Coronavirus causing 'historic decimation of the Hispanic community' experts say

COVID-19 News and Information

WABC logo
Wednesday, September 30, 2020
Coronavirus symptoms, tips amid outbreak
Learn more about coronavirus symptoms and other helpful information during the COVID-19 pandemic.

NEW YORK (WABC) -- Medical experts, including Dr. Anthony Fauci, said COVID-19 coronavirus is devastating generations of Hispanic families.

Dr. Anthony Fauci told the Congressional Hispanic Conference that we "must now set and re-shine a light on this extraordinary disparity related to the social determinants of health that are experienced by the Latino community."

Fauci said hospitalizations among Latinos were 359 per 100,000 compared to 78 in whites. Latinos represent 45 percent of deaths of people younger than 21, Fauci added.

Dr. Peter Hotez, dean for the National School of Tropical Medicine, Baylor College of Medicine, cited 55 percent of the deaths in Texas are among Hispanics and 50 percent in California.

"We are seeing the historic decimation of the Hispanic community," Hotez said. "For Latinos, it's a huge number of parents being taken away."

"We are the worst hit country in the world" with 7 million cases and over 200,000K deaths, Fauci said.

Fauci is calling for a 'decade's long commitment' to make Latinx community less vulnerable to health disparities.

"That something that you do not fix in a month or a year. It's something that requires a decade's long commitment to change those social determinants, which makes that community more susceptible to diabetes," he said.

Earlier, the director of the National Institute of Allergy and Infectious Diseases told ABC News that President Donald Trump's claims on his stance on masks were "taken out of context" at Tuesday's presidential debate.

> _Document structure recognition rows_:
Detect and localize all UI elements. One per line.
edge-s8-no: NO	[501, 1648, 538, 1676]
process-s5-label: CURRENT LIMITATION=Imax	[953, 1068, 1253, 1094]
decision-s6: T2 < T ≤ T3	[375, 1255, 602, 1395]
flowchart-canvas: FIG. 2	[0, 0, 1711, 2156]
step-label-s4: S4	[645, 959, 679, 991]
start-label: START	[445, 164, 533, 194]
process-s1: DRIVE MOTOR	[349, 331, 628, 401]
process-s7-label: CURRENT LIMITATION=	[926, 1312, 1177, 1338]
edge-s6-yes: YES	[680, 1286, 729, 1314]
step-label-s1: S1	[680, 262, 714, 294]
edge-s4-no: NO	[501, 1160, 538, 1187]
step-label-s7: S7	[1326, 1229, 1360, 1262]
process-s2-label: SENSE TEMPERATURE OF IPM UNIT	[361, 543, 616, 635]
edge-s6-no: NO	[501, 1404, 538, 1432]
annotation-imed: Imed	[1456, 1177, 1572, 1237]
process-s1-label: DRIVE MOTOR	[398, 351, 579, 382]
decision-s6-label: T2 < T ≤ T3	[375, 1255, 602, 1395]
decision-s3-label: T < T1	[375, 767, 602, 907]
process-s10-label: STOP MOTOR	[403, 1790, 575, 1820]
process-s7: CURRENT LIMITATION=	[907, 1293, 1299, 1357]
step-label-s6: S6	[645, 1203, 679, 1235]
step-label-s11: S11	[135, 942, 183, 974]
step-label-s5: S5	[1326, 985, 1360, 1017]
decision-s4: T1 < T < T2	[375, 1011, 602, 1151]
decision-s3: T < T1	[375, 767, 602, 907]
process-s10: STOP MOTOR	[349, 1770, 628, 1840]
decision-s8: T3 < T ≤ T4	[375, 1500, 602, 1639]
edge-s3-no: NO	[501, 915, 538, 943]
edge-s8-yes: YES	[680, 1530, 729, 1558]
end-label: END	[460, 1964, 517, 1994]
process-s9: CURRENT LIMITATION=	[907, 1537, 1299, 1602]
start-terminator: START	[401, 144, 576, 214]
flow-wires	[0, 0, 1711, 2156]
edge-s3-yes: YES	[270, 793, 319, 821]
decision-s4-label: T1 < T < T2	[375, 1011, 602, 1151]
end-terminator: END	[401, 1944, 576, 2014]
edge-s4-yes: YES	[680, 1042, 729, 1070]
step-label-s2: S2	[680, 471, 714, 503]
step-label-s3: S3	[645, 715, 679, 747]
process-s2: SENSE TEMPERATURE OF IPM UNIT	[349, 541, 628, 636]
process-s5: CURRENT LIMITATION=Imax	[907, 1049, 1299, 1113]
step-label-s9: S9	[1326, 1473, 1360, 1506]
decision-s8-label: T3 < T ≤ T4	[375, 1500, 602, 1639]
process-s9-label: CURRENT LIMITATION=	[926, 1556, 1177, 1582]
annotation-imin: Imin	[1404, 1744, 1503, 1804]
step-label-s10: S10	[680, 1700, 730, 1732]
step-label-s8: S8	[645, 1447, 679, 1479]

> _Brief 1_:
In the news article on COVID-19 and the Hispanic community, why does Fauci say the effort to reduce health disparities among Latinos must last a decade? Answer in one to three sentences.
> _Brief 2_:
Translate this sentence from the article on COVID-19 and the Hispanic community into Spanish: "Fauci said hospitalizations among Latinos were 359 per 100,000 compared to 78 in whites."
> _Brief 3_:
Continue the news article on COVID-19 and the Hispanic community, starting after its last sentence.

> _Expected answer 1_:
Fauci says the problem cannot be fixed in a month or a year. It takes a commitment of about a decade to change the social determinants of health that make the community more susceptible to diabetes.

> _Expected answer 2_:
Fauci dijo que las hospitalizaciones entre los latinos fueron de 359 por cada 100.000, en comparación con 78 entre los blancos.

> _Expected answer 3_:
When Democratic nominee Joe Biden said if all Americans wore masks, and social-distanced between now and January, 100,000 lives could be saved, Trump responded, "Dr. Fauci said the opposite."

Setting the record straight, Fauci told ABC News' "Start Here" podcast, "Very early on in the pandemic ... there was a shortage of PPE and masks for health care providers who needed them desperately since they were putting their lives and their safety on the line every day. So the feeling was that people who were wanting to have masks in the community, namely just people out in the street, might be hoarding masks and making the shortage of masks even greater. In that context, we said that we did not recommend masks."

In the weeks that followed, Fauci said, "it became clear that they worked. Number two: it became clear that cloth coverings worked as well as surgical masks, so the idea of a shortage of masks that would take it away from those who really need it was no longer there because anybody could get a mask."

Over time, Fauci said data proved that masks work and there clearly is asymptomatic transmission.

Information from ABC News

WATCH: Eyewitness to a Pandemic

The sense of doom grew, especially after March 1, when the first confirmed case arrived in Manhattan. Soon, there was a hotspot in New Rochelle, and small curfews and containment zones across the area offered a hint of a frightening future we still thought we could avoid.

MORE CORONAVIRUS COVID-19 COVERAGE

How coronavirus changed the New York region

Do you have coronavirus symptoms?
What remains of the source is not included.